[BEGIN INFORMATION SUPPLIED]
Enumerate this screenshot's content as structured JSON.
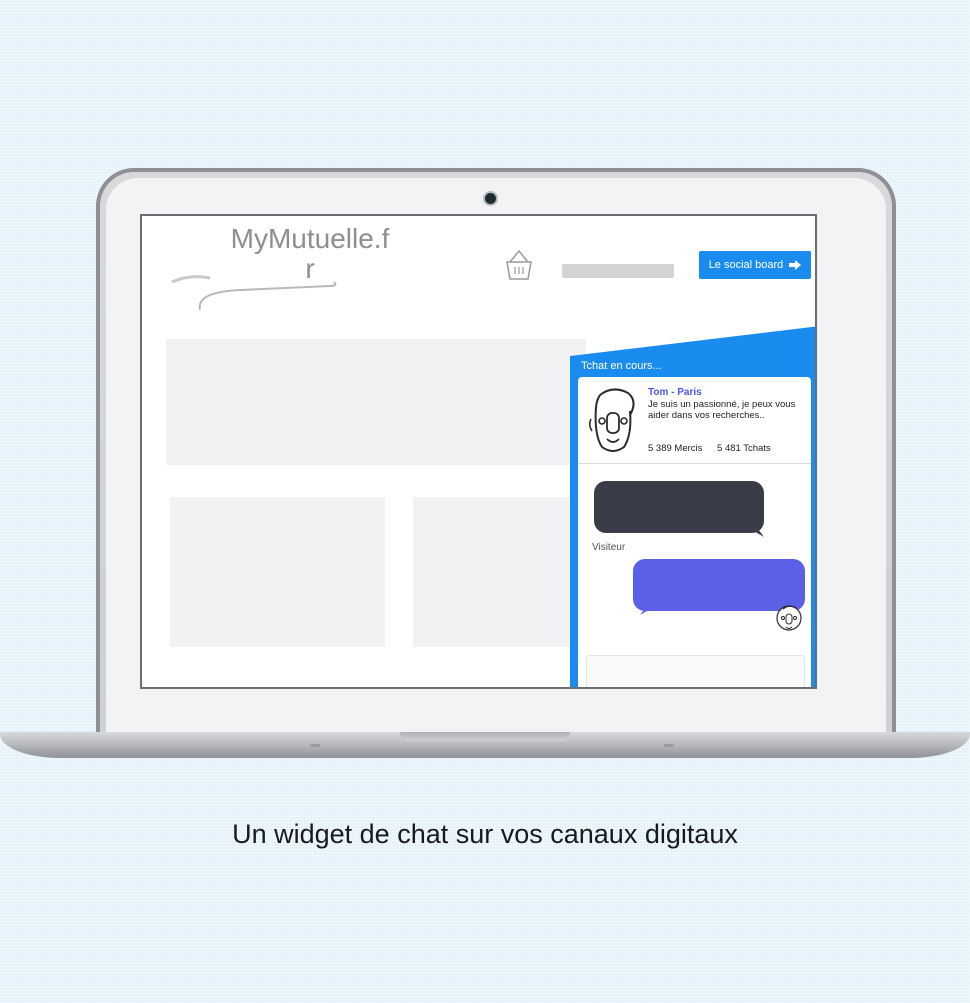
{
  "screen": {
    "brand_text": "MyMutuelle.f\nr",
    "cta_button_label": "Le social board",
    "chat": {
      "header": "Tchat en cours...",
      "agent_name": "Tom - Paris",
      "agent_bio": "Je suis un passionné, je peux vous aider dans vos recherches..",
      "stats": [
        "5 389 Mercis",
        "5 481 Tchats"
      ],
      "visitor_label": "Visiteur"
    }
  },
  "caption": "Un widget de chat sur vos canaux digitaux",
  "colors": {
    "background": "#e3f1fb",
    "accent_blue": "#1a8cf0",
    "agent_bubble": "#5b60e6",
    "visitor_bubble": "#3a3d47"
  },
  "icons": [
    "camera-icon",
    "basket-icon",
    "arrow-right-icon",
    "agent-avatar-icon"
  ]
}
[END INFORMATION SUPPLIED]
■ WORK TO COMPLETE ■
Repeat the listing above exactly, with no pictures.

■ TASK RESULT ■
Enumerate this screenshot's content as structured JSON.
{
  "screen": {
    "brand_text": "MyMutuelle.f\nr",
    "cta_button_label": "Le social board",
    "chat": {
      "header": "Tchat en cours...",
      "agent_name": "Tom - Paris",
      "agent_bio": "Je suis un passionné, je peux vous aider dans vos recherches..",
      "stats": [
        "5 389 Mercis",
        "5 481 Tchats"
      ],
      "visitor_label": "Visiteur"
    }
  },
  "caption": "Un widget de chat sur vos canaux digitaux",
  "colors": {
    "background": "#e3f1fb",
    "accent_blue": "#1a8cf0",
    "agent_bubble": "#5b60e6",
    "visitor_bubble": "#3a3d47"
  },
  "icons": [
    "camera-icon",
    "basket-icon",
    "arrow-right-icon",
    "agent-avatar-icon"
  ]
}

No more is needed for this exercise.